EXERCISE INSTRUCTIONS: Return all entries word for word, but drop any images.

(Saved entries)

--------

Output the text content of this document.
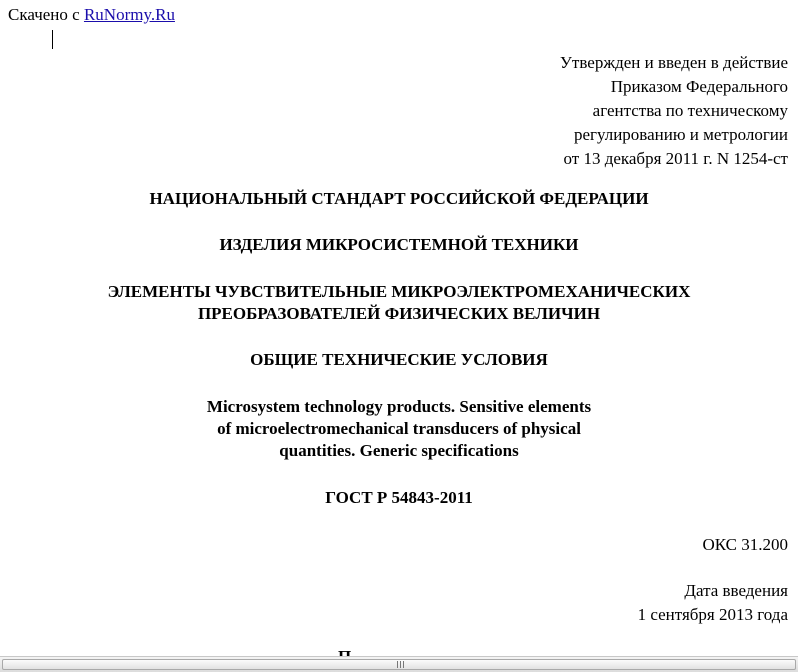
Скачено с RuNormy.Ru
Утвержден и введен в действие
Приказом Федерального
агентства по техническому
регулированию и метрологии
от 13 декабря 2011 г. N 1254-ст
НАЦИОНАЛЬНЫЙ СТАНДАРТ РОССИЙСКОЙ ФЕДЕРАЦИИ
ИЗДЕЛИЯ МИКРОСИСТЕМНОЙ ТЕХНИКИ
ЭЛЕМЕНТЫ ЧУВСТВИТЕЛЬНЫЕ МИКРОЭЛЕКТРОМЕХАНИЧЕСКИХ
ПРЕОБРАЗОВАТЕЛЕЙ ФИЗИЧЕСКИХ ВЕЛИЧИН
ОБЩИЕ ТЕХНИЧЕСКИЕ УСЛОВИЯ
Microsystem technology products. Sensitive elements
of microelectromechanical transducers of physical
quantities. Generic specifications
ГОСТ Р 54843-2011
ОКС 31.200
Дата введения
1 сентября 2013 года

--------

SOLVED EXERCISE:
Output the text content of this document.
Скачено с RuNormy.Ru
Утвержден и введен в действие
Приказом Федерального
агентства по техническому
регулированию и метрологии
от 13 декабря 2011 г. N 1254-ст
НАЦИОНАЛЬНЫЙ СТАНДАРТ РОССИЙСКОЙ ФЕДЕРАЦИИ
ИЗДЕЛИЯ МИКРОСИСТЕМНОЙ ТЕХНИКИ
ЭЛЕМЕНТЫ ЧУВСТВИТЕЛЬНЫЕ МИКРОЭЛЕКТРОМЕХАНИЧЕСКИХ
ПРЕОБРАЗОВАТЕЛЕЙ ФИЗИЧЕСКИХ ВЕЛИЧИН
ОБЩИЕ ТЕХНИЧЕСКИЕ УСЛОВИЯ
Microsystem technology products. Sensitive elements
of microelectromechanical transducers of physical
quantities. Generic specifications
ГОСТ Р 54843-2011
ОКС 31.200
Дата введения
1 сентября 2013 года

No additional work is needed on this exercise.